Return all of the entries exactly as written.

[Extracted records]
__________

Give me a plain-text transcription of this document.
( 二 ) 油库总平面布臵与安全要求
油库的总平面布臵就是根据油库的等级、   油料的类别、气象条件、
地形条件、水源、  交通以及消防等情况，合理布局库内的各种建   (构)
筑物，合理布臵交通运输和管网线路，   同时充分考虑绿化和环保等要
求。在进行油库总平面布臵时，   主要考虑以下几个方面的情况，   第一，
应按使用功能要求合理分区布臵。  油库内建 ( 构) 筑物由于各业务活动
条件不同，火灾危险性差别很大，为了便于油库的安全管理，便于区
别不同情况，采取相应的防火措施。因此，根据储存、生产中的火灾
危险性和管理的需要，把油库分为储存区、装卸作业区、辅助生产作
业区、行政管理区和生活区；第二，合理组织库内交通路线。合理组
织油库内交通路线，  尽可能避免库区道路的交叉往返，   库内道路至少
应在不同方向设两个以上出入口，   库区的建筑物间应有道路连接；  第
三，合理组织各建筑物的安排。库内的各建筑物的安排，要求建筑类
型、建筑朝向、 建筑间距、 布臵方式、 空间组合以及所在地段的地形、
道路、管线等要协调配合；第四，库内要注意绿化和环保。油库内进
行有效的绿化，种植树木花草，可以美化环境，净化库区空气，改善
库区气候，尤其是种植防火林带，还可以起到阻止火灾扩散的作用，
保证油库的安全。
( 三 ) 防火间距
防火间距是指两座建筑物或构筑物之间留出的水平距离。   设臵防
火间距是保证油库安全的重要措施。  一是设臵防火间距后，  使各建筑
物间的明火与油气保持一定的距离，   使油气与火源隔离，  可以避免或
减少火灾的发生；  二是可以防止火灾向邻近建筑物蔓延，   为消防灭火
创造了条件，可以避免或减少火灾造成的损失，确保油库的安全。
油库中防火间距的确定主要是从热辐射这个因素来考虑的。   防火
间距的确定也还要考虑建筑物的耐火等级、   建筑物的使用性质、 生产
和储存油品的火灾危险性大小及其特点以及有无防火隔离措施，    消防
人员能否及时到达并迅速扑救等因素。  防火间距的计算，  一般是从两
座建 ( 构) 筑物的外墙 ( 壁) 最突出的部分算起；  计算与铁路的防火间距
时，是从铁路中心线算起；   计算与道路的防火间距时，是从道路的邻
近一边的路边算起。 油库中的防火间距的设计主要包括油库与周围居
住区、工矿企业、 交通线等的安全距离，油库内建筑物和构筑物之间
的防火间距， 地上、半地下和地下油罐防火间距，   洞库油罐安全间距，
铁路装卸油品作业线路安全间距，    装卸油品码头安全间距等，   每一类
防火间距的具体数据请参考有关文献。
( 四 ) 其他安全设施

__________

**CORRECT ANSWER**
Give me a plain-text transcription of this document.
( 二 ) 油库总平面布臵与安全要求
油库的总平面布臵就是根据油库的等级、   油料的类别、气象条件、
地形条件、水源、  交通以及消防等情况，合理布局库内的各种建   (构)
筑物，合理布臵交通运输和管网线路，   同时充分考虑绿化和环保等要
求。在进行油库总平面布臵时，   主要考虑以下几个方面的情况，   第一，
应按使用功能要求合理分区布臵。  油库内建 ( 构) 筑物由于各业务活动
条件不同，火灾危险性差别很大，为了便于油库的安全管理，便于区
别不同情况，采取相应的防火措施。因此，根据储存、生产中的火灾
危险性和管理的需要，把油库分为储存区、装卸作业区、辅助生产作
业区、行政管理区和生活区；第二，合理组织库内交通路线。合理组
织油库内交通路线，  尽可能避免库区道路的交叉往返，   库内道路至少
应在不同方向设两个以上出入口，   库区的建筑物间应有道路连接；  第
三，合理组织各建筑物的安排。库内的各建筑物的安排，要求建筑类
型、建筑朝向、 建筑间距、 布臵方式、 空间组合以及所在地段的地形、
道路、管线等要协调配合；第四，库内要注意绿化和环保。油库内进
行有效的绿化，种植树木花草，可以美化环境，净化库区空气，改善
库区气候，尤其是种植防火林带，还可以起到阻止火灾扩散的作用，
保证油库的安全。
( 三 ) 防火间距
防火间距是指两座建筑物或构筑物之间留出的水平距离。   设臵防
火间距是保证油库安全的重要措施。  一是设臵防火间距后，  使各建筑
物间的明火与油气保持一定的距离，   使油气与火源隔离，  可以避免或
减少火灾的发生；  二是可以防止火灾向邻近建筑物蔓延，   为消防灭火
创造了条件，可以避免或减少火灾造成的损失，确保油库的安全。
油库中防火间距的确定主要是从热辐射这个因素来考虑的。   防火
间距的确定也还要考虑建筑物的耐火等级、   建筑物的使用性质、 生产
和储存油品的火灾危险性大小及其特点以及有无防火隔离措施，    消防
人员能否及时到达并迅速扑救等因素。  防火间距的计算，  一般是从两
座建 ( 构) 筑物的外墙 ( 壁) 最突出的部分算起；  计算与铁路的防火间距
时，是从铁路中心线算起；   计算与道路的防火间距时，是从道路的邻
近一边的路边算起。 油库中的防火间距的设计主要包括油库与周围居
住区、工矿企业、 交通线等的安全距离，油库内建筑物和构筑物之间
的防火间距， 地上、半地下和地下油罐防火间距，   洞库油罐安全间距，
铁路装卸油品作业线路安全间距，    装卸油品码头安全间距等，   每一类
防火间距的具体数据请参考有关文献。
( 四 ) 其他安全设施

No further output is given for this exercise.